> **REQUIREMENTS**:
Go through the listing and return every line with "hebben" in it.

> **DATASET ENTRIES**:
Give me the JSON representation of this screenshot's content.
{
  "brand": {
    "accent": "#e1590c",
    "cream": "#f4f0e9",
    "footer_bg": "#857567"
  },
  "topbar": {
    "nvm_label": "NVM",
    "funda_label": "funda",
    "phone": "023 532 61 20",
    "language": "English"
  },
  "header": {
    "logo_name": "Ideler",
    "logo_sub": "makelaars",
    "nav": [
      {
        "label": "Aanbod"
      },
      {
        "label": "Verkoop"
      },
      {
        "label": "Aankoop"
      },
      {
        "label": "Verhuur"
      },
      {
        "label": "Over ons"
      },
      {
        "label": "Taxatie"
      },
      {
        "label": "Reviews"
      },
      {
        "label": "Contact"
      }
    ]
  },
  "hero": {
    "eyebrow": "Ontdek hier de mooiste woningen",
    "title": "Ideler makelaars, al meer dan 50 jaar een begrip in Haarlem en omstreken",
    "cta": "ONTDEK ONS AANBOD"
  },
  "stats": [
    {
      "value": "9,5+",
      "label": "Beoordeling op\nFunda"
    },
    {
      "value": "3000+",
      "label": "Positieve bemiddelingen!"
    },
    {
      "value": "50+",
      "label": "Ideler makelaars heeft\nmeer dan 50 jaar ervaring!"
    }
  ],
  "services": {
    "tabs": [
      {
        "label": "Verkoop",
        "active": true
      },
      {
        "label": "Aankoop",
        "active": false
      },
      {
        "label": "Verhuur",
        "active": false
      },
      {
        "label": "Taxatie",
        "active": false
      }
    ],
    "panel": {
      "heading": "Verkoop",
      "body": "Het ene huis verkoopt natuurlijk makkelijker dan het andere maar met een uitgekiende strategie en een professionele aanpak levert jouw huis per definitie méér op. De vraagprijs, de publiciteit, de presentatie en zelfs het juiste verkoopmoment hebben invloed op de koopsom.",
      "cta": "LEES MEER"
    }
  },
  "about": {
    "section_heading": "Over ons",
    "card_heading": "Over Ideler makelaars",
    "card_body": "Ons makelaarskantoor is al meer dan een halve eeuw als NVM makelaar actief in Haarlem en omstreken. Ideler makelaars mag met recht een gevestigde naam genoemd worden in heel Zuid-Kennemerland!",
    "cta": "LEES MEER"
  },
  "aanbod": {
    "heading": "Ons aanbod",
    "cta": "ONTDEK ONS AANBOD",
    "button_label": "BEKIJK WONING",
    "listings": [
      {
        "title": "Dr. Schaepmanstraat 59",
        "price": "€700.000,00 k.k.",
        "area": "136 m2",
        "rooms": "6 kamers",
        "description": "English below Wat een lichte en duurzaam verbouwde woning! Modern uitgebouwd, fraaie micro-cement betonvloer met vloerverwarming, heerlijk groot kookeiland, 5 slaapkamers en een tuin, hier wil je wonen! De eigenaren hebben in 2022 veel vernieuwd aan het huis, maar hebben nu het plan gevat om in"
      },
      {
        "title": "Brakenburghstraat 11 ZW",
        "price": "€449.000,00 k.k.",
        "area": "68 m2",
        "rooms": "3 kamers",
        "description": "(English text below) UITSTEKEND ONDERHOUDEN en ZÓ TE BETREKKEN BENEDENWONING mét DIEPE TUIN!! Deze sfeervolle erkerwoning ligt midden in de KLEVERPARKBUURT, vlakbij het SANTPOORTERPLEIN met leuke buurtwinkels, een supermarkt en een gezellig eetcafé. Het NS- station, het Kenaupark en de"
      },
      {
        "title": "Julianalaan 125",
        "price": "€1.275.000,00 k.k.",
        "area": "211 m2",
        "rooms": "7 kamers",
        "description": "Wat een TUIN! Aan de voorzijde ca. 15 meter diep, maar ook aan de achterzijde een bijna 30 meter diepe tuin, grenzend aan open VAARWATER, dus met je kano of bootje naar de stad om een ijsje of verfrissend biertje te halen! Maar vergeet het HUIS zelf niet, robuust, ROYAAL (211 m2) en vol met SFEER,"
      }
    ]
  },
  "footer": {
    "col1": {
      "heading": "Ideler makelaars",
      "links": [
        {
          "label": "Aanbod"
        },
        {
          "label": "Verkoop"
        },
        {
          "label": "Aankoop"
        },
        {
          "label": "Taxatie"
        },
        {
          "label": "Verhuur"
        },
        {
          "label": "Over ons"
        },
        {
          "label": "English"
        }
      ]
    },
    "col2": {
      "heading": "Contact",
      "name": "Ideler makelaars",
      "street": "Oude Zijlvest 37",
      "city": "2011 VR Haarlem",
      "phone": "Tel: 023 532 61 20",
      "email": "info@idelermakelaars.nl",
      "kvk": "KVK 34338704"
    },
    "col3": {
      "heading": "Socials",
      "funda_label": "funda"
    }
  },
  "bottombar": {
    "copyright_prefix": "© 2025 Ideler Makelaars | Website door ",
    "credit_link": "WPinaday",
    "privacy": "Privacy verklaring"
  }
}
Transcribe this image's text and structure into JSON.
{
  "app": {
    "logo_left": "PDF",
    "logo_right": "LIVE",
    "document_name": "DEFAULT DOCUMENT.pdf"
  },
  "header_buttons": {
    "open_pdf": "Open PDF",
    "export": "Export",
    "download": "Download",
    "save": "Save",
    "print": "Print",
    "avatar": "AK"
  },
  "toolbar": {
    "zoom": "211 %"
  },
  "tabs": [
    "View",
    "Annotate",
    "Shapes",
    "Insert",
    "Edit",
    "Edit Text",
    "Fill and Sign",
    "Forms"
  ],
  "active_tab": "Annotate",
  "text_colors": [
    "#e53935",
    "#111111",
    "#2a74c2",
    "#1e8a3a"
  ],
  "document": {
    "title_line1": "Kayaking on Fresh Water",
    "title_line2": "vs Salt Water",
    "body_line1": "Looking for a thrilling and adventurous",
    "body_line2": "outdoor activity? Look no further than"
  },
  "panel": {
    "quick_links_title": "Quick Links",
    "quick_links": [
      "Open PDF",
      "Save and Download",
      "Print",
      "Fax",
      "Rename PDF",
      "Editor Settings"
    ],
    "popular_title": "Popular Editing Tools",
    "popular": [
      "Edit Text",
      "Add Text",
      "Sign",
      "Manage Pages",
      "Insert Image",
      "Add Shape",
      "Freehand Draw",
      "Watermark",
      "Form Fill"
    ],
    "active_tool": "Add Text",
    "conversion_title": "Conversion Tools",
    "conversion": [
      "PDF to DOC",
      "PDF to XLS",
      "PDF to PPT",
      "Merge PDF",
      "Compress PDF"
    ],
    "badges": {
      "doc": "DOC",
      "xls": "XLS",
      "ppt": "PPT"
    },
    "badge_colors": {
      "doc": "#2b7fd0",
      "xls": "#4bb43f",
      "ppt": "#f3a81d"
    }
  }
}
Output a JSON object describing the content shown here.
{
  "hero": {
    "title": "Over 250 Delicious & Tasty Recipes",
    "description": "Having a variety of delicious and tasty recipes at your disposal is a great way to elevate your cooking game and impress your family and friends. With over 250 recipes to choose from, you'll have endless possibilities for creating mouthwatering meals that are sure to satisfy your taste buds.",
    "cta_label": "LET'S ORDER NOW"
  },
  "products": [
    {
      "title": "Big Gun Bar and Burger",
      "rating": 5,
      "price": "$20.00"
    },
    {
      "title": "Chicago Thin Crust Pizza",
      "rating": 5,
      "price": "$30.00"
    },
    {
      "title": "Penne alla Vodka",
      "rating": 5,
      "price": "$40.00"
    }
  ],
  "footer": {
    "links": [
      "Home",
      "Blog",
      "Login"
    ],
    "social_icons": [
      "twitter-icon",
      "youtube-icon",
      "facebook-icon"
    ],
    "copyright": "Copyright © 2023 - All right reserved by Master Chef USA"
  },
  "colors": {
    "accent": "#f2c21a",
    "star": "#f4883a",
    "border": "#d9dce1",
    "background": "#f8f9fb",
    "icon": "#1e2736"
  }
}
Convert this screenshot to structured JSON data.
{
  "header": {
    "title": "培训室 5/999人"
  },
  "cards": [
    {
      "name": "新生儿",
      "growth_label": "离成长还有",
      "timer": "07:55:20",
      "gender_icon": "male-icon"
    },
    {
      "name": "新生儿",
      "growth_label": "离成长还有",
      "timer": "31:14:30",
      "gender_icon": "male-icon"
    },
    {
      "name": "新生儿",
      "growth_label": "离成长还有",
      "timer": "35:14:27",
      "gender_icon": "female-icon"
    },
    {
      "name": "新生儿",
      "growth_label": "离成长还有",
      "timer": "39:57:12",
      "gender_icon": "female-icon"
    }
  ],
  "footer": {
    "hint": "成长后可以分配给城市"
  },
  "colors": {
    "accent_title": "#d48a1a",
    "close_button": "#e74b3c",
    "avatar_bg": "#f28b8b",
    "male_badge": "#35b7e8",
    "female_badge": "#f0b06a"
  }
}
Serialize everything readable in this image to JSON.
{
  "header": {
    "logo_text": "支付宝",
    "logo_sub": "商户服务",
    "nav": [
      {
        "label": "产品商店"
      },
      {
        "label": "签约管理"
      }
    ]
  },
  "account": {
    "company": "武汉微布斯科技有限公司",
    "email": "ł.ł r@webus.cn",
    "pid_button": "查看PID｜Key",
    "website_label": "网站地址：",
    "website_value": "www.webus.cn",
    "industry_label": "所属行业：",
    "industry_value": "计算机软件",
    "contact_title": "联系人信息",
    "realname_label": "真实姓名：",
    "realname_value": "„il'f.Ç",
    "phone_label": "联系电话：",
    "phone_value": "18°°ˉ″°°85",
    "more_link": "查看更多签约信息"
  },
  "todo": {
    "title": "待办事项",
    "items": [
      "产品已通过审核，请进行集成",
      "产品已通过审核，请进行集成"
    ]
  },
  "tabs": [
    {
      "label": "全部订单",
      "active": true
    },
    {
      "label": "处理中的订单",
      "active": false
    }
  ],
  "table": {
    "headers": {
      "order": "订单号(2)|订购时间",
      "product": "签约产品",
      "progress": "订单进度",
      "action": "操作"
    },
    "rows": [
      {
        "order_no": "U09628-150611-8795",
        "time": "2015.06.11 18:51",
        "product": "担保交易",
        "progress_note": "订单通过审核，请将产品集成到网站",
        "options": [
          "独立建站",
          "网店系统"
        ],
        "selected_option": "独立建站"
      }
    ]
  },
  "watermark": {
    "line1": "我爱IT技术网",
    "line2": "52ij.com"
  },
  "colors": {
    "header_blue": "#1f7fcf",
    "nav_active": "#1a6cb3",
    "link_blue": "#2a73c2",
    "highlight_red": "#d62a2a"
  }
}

> **SOLUTION**:
      "body": "Het ene huis verkoopt natuurlijk makkelijker dan het andere maar met een uitgekiende strategie en een professionele aanpak levert jouw huis per definitie méér op. De vraagprijs, de publiciteit, de presentatie en zelfs het juiste verkoopmoment hebben invloed op de koopsom.",
        "description": "English below Wat een lichte en duurzaam verbouwde woning! Modern uitgebouwd, fraaie micro-cement betonvloer met vloerverwarming, heerlijk groot kookeiland, 5 slaapkamers en een tuin, hier wil je wonen! De eigenaren hebben in 2022 veel vernieuwd aan het huis, maar hebben nu het plan gevat om in"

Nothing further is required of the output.